**Task brief**
Check every line in the records below for the word "data" and report how many have it, nothing more.

********

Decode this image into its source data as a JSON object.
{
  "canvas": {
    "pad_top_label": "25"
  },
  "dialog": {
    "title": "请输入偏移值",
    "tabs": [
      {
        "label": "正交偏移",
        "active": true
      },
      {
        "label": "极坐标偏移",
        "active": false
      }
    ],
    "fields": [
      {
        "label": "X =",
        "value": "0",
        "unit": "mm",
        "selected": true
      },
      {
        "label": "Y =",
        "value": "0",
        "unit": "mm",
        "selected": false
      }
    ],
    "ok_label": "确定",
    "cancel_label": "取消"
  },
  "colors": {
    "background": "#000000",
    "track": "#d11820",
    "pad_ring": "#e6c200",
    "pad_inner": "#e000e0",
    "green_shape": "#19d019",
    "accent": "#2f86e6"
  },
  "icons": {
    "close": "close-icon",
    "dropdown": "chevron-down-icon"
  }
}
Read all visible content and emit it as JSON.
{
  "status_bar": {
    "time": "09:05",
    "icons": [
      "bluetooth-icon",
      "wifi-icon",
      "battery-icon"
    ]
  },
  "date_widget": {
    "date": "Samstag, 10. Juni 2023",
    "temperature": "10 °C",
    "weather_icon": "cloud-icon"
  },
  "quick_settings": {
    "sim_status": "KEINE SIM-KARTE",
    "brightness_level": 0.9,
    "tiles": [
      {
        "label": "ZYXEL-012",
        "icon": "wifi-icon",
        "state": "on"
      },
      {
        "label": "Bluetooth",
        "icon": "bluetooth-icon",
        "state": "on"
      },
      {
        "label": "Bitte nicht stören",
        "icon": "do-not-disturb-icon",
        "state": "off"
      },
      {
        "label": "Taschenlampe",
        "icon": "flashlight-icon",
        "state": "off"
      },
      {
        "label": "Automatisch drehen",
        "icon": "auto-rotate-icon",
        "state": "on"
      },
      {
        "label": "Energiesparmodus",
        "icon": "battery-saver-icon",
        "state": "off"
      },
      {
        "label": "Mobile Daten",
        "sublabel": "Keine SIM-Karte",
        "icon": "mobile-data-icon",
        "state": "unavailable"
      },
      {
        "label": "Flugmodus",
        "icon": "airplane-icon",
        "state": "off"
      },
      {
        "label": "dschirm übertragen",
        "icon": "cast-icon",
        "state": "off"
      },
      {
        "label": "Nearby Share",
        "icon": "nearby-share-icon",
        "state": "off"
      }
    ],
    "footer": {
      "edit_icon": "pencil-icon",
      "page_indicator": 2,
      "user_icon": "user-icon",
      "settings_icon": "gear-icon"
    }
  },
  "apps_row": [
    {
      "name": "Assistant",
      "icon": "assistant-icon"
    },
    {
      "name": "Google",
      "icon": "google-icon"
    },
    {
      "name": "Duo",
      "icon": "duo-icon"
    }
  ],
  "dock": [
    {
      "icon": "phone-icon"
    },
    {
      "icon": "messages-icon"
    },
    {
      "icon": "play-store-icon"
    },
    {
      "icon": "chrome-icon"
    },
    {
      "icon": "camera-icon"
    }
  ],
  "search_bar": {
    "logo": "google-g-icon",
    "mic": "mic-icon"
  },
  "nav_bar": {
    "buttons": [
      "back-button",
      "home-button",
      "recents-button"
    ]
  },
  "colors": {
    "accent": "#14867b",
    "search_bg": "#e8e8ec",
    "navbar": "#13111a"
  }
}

********

**Exercise result**
2